▶ [EXERCISE MATERIAL]:
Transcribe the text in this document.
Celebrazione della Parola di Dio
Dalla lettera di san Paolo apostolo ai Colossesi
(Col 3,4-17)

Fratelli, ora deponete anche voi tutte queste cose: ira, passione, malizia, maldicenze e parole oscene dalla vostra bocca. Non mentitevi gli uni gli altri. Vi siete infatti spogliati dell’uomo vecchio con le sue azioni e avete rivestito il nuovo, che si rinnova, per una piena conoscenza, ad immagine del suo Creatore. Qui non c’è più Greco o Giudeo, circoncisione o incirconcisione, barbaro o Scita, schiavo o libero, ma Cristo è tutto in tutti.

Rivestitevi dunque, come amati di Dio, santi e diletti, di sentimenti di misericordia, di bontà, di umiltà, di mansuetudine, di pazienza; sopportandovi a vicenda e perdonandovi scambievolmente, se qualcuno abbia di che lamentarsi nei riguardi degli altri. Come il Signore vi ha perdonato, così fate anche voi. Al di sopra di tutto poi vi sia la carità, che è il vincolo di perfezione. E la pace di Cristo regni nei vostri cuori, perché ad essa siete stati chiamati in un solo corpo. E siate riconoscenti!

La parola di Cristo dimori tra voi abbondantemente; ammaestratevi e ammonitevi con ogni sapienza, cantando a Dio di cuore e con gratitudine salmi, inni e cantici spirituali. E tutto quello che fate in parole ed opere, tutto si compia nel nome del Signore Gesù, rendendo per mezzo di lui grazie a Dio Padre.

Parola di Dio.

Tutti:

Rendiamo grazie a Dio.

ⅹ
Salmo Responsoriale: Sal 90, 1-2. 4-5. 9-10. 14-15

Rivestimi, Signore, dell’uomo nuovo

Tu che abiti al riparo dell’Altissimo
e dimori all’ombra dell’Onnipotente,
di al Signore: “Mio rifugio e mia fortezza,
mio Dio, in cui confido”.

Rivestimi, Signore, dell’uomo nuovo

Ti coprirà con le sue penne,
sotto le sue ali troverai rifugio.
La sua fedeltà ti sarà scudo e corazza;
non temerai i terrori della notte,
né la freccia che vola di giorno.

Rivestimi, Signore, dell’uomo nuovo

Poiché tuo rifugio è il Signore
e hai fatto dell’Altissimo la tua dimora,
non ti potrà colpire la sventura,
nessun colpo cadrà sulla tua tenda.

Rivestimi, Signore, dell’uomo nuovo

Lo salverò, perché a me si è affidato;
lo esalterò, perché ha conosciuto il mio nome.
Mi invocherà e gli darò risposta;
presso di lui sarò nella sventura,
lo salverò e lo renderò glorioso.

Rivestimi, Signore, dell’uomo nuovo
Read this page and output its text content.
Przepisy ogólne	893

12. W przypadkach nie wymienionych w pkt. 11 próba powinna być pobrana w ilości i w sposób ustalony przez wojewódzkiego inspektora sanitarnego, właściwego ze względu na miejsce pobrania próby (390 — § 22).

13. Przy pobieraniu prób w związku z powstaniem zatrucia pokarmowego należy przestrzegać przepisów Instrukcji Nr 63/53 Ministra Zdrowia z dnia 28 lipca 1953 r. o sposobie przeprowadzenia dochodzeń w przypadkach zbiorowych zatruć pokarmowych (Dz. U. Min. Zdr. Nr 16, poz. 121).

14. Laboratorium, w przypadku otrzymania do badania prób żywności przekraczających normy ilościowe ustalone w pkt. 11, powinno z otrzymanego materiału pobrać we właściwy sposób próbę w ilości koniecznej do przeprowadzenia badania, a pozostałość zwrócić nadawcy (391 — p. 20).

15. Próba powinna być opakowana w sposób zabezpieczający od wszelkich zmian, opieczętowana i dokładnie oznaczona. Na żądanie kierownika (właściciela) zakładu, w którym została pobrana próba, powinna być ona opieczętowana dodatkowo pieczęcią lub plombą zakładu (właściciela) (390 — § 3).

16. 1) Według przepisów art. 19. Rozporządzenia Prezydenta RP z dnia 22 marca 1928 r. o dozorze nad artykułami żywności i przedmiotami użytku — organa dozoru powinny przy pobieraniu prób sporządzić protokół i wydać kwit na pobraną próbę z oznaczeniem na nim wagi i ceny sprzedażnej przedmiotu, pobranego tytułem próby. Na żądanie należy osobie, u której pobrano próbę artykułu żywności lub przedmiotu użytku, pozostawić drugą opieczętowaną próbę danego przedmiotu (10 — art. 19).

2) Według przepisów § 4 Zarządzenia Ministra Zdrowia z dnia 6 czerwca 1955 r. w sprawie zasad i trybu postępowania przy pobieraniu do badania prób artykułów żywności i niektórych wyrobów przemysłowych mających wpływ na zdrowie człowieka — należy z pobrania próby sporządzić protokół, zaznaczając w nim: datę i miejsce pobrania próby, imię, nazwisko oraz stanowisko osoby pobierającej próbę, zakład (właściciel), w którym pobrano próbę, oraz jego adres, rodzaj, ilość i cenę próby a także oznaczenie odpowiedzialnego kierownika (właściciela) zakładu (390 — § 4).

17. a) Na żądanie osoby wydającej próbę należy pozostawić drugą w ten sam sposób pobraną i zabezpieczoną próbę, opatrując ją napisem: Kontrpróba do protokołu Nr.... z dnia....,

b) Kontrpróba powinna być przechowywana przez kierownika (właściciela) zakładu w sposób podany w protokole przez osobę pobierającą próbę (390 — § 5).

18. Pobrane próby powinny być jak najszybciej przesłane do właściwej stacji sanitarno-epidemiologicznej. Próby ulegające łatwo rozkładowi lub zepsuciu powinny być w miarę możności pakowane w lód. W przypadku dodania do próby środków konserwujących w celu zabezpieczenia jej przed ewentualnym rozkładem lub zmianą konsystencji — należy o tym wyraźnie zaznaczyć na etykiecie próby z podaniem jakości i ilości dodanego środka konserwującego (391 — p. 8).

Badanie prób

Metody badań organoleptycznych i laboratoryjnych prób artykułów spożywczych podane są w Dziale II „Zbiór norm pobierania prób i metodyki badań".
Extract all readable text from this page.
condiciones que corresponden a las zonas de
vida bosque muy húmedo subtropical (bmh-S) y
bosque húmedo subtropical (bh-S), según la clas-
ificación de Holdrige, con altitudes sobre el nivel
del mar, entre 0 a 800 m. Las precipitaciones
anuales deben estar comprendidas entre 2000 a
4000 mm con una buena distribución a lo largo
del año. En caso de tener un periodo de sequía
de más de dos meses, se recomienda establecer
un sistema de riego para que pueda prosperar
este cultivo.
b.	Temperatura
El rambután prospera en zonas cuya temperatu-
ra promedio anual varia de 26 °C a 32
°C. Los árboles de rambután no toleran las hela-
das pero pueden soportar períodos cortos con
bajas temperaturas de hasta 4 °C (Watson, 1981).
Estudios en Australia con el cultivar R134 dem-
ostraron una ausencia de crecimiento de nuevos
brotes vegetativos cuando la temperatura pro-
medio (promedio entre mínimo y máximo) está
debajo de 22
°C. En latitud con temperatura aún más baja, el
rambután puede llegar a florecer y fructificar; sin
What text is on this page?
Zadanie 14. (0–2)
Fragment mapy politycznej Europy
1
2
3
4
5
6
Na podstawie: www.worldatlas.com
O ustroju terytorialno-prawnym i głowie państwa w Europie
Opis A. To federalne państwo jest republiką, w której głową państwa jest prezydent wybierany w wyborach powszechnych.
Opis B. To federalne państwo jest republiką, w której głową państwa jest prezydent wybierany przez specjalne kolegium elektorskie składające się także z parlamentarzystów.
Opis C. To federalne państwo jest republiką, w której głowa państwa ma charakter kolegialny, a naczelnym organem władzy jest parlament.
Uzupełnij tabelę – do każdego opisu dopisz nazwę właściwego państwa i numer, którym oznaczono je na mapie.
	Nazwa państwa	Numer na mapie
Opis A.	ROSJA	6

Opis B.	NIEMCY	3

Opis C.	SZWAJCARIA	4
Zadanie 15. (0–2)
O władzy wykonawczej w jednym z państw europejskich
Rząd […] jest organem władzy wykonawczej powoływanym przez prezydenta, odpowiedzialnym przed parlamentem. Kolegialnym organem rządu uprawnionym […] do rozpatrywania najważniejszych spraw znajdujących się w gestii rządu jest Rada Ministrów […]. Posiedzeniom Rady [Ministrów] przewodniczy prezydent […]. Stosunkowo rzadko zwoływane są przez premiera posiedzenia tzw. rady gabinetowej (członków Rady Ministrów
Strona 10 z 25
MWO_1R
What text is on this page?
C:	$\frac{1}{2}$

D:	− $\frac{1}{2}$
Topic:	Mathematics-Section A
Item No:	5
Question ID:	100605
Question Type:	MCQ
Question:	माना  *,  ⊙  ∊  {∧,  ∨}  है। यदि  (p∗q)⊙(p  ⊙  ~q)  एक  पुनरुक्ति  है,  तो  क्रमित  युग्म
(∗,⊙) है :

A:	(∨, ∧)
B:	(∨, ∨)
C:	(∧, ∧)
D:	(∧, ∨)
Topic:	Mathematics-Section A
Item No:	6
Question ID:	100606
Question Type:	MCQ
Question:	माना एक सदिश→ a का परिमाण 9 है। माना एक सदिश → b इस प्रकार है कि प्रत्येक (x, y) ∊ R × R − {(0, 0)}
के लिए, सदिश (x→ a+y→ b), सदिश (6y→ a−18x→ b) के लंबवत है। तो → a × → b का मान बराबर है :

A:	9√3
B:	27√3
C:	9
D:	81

▶ [BRIEF]: Look through the entries above and list every line containing "artykułów".

▶ [REPLY]:
2) Według przepisów § 4 Zarządzenia Ministra Zdrowia z dnia 6 czerwca 1955 r. w sprawie zasad i trybu postępowania przy pobieraniu do badania prób artykułów żywności i niektórych wyrobów przemysłowych mających wpływ na zdrowie człowieka — należy z pobrania próby sporządzić protokół, zaznaczając w nim: datę i miejsce pobrania próby, imię, nazwisko oraz stanowisko osoby pobierającej próbę, zakład (właściciel), w którym pobrano próbę, oraz jego adres, rodzaj, ilość i cenę próby a także oznaczenie odpowiedzialnego kierownika (właściciela) zakładu (390 — § 4).
Metody badań organoleptycznych i laboratoryjnych prób artykułów spożywczych podane są w Dziale II „Zbiór norm pobierania prób i metodyki badań".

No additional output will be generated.